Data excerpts

⟨

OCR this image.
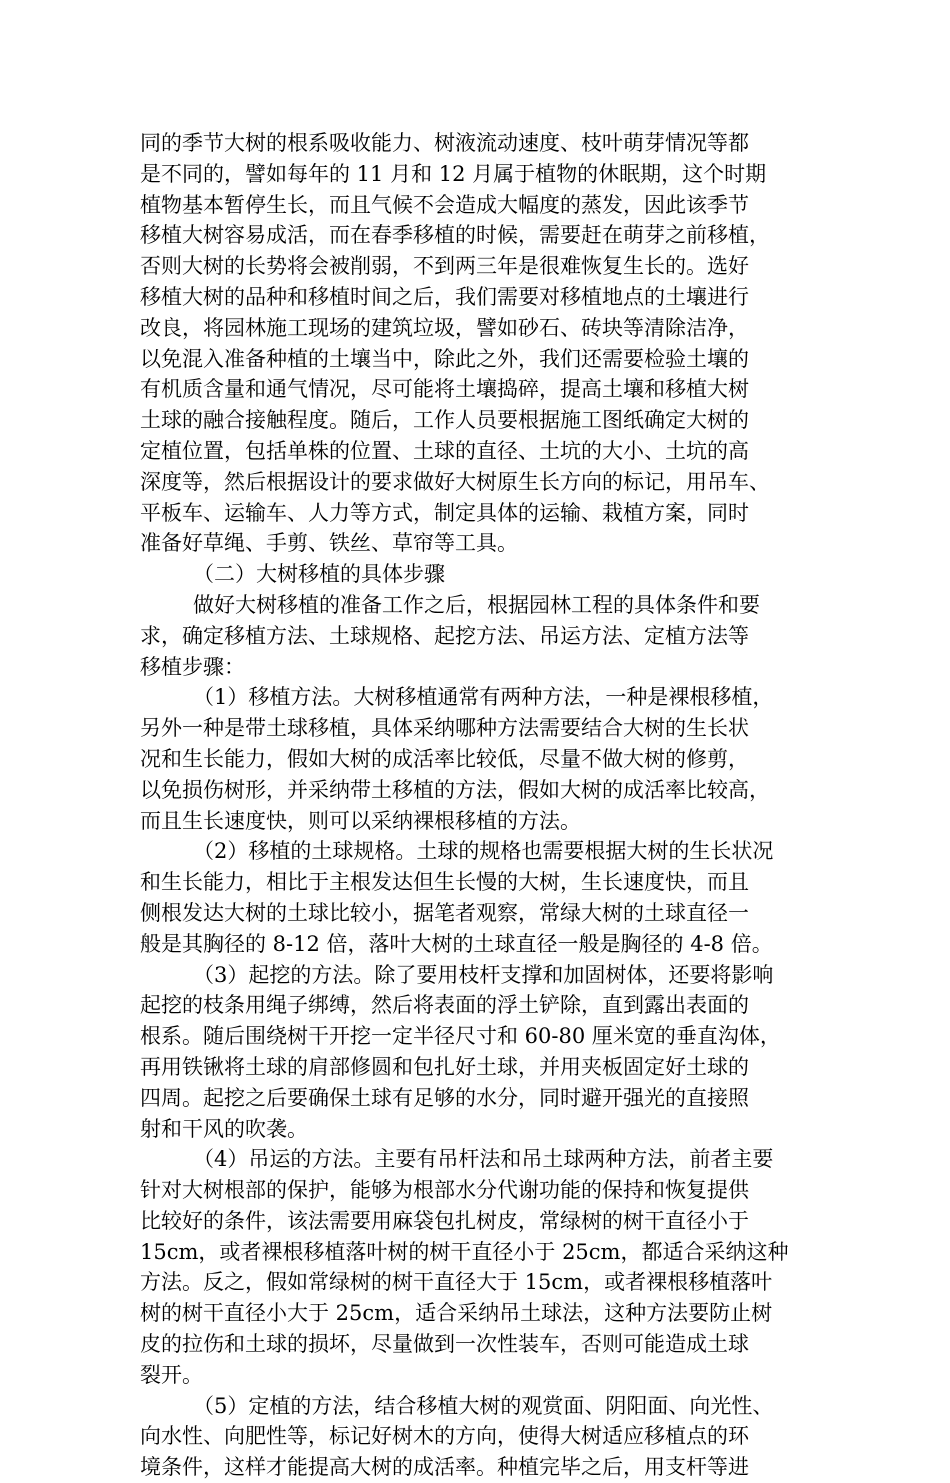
同的季节大树的根系吸收能力、树液流动速度、枝叶萌芽情况等都
是不同的，譬如每年的 11 月和 12 月属于植物的休眠期，这个时期
植物基本暂停生长，而且气候不会造成大幅度的蒸发，因此该季节
移植大树容易成活，而在春季移植的时候，需要赶在萌芽之前移植，
否则大树的长势将会被削弱，不到两三年是很难恢复生长的。选好
移植大树的品种和移植时间之后，我们需要对移植地点的土壤进行
改良，将园林施工现场的建筑垃圾，譬如砂石、砖块等清除洁净，
以免混入准备种植的土壤当中，除此之外，我们还需要检验土壤的
有机质含量和通气情况，尽可能将土壤捣碎，提高土壤和移植大树
土球的融合接触程度。随后，工作人员要根据施工图纸确定大树的
定植位置，包括单株的位置、土球的直径、土坑的大小、土坑的高
深度等，然后根据设计的要求做好大树原生长方向的标记，用吊车、
平板车、运输车、人力等方式，制定具体的运输、栽植方案，同时
准备好草绳、手剪、铁丝、草帘等工具。
（二）大树移植的具体步骤
做好大树移植的准备工作之后，根据园林工程的具体条件和要
求，确定移植方法、土球规格、起挖方法、吊运方法、定植方法等
移植步骤：
（1）移植方法。大树移植通常有两种方法，一种是裸根移植，
另外一种是带土球移植，具体采纳哪种方法需要结合大树的生长状
况和生长能力，假如大树的成活率比较低，尽量不做大树的修剪，
以免损伤树形，并采纳带土移植的方法，假如大树的成活率比较高，
而且生长速度快，则可以采纳裸根移植的方法。
（2）移植的土球规格。土球的规格也需要根据大树的生长状况
和生长能力，相比于主根发达但生长慢的大树，生长速度快，而且
侧根发达大树的土球比较小，据笔者观察，常绿大树的土球直径一
般是其胸径的 8-12 倍，落叶大树的土球直径一般是胸径的 4-8 倍。
（3）起挖的方法。除了要用枝杆支撑和加固树体，还要将影响
起挖的枝条用绳子绑缚，然后将表面的浮土铲除，直到露出表面的
根系。随后围绕树干开挖一定半径尺寸和 60-80 厘米宽的垂直沟体，
再用铁锹将土球的肩部修圆和包扎好土球，并用夹板固定好土球的
四周。起挖之后要确保土球有足够的水分，同时避开强光的直接照
射和干风的吹袭。
（4）吊运的方法。主要有吊杆法和吊土球两种方法，前者主要
针对大树根部的保护，能够为根部水分代谢功能的保持和恢复提供
比较好的条件，该法需要用麻袋包扎树皮，常绿树的树干直径小于
15cm，或者裸根移植落叶树的树干直径小于 25cm，都适合采纳这种
方法。反之，假如常绿树的树干直径大于 15cm，或者裸根移植落叶
树的树干直径小大于 25cm，适合采纳吊土球法，这种方法要防止树
皮的拉伤和土球的损坏，尽量做到一次性装车，否则可能造成土球
裂开。
（5）定植的方法，结合移植大树的观赏面、阴阳面、向光性、
向水性、向肥性等，标记好树木的方向，使得大树适应移植点的环
境条件，这样才能提高大树的成活率。种植完毕之后，用支杆等进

⟩

▸ **SHORT TASK**
Leave out the pictures and reproduce the rest of the listing exactly.

▸ **RESULT FOR THIS EXERCISE**
OCR this image.
同的季节大树的根系吸收能力、树液流动速度、枝叶萌芽情况等都
是不同的，譬如每年的 11 月和 12 月属于植物的休眠期，这个时期
植物基本暂停生长，而且气候不会造成大幅度的蒸发，因此该季节
移植大树容易成活，而在春季移植的时候，需要赶在萌芽之前移植，
否则大树的长势将会被削弱，不到两三年是很难恢复生长的。选好
移植大树的品种和移植时间之后，我们需要对移植地点的土壤进行
改良，将园林施工现场的建筑垃圾，譬如砂石、砖块等清除洁净，
以免混入准备种植的土壤当中，除此之外，我们还需要检验土壤的
有机质含量和通气情况，尽可能将土壤捣碎，提高土壤和移植大树
土球的融合接触程度。随后，工作人员要根据施工图纸确定大树的
定植位置，包括单株的位置、土球的直径、土坑的大小、土坑的高
深度等，然后根据设计的要求做好大树原生长方向的标记，用吊车、
平板车、运输车、人力等方式，制定具体的运输、栽植方案，同时
准备好草绳、手剪、铁丝、草帘等工具。
（二）大树移植的具体步骤
做好大树移植的准备工作之后，根据园林工程的具体条件和要
求，确定移植方法、土球规格、起挖方法、吊运方法、定植方法等
移植步骤：
（1）移植方法。大树移植通常有两种方法，一种是裸根移植，
另外一种是带土球移植，具体采纳哪种方法需要结合大树的生长状
况和生长能力，假如大树的成活率比较低，尽量不做大树的修剪，
以免损伤树形，并采纳带土移植的方法，假如大树的成活率比较高，
而且生长速度快，则可以采纳裸根移植的方法。
（2）移植的土球规格。土球的规格也需要根据大树的生长状况
和生长能力，相比于主根发达但生长慢的大树，生长速度快，而且
侧根发达大树的土球比较小，据笔者观察，常绿大树的土球直径一
般是其胸径的 8-12 倍，落叶大树的土球直径一般是胸径的 4-8 倍。
（3）起挖的方法。除了要用枝杆支撑和加固树体，还要将影响
起挖的枝条用绳子绑缚，然后将表面的浮土铲除，直到露出表面的
根系。随后围绕树干开挖一定半径尺寸和 60-80 厘米宽的垂直沟体，
再用铁锹将土球的肩部修圆和包扎好土球，并用夹板固定好土球的
四周。起挖之后要确保土球有足够的水分，同时避开强光的直接照
射和干风的吹袭。
（4）吊运的方法。主要有吊杆法和吊土球两种方法，前者主要
针对大树根部的保护，能够为根部水分代谢功能的保持和恢复提供
比较好的条件，该法需要用麻袋包扎树皮，常绿树的树干直径小于
15cm，或者裸根移植落叶树的树干直径小于 25cm，都适合采纳这种
方法。反之，假如常绿树的树干直径大于 15cm，或者裸根移植落叶
树的树干直径小大于 25cm，适合采纳吊土球法，这种方法要防止树
皮的拉伤和土球的损坏，尽量做到一次性装车，否则可能造成土球
裂开。
（5）定植的方法，结合移植大树的观赏面、阴阳面、向光性、
向水性、向肥性等，标记好树木的方向，使得大树适应移植点的环
境条件，这样才能提高大树的成活率。种植完毕之后，用支杆等进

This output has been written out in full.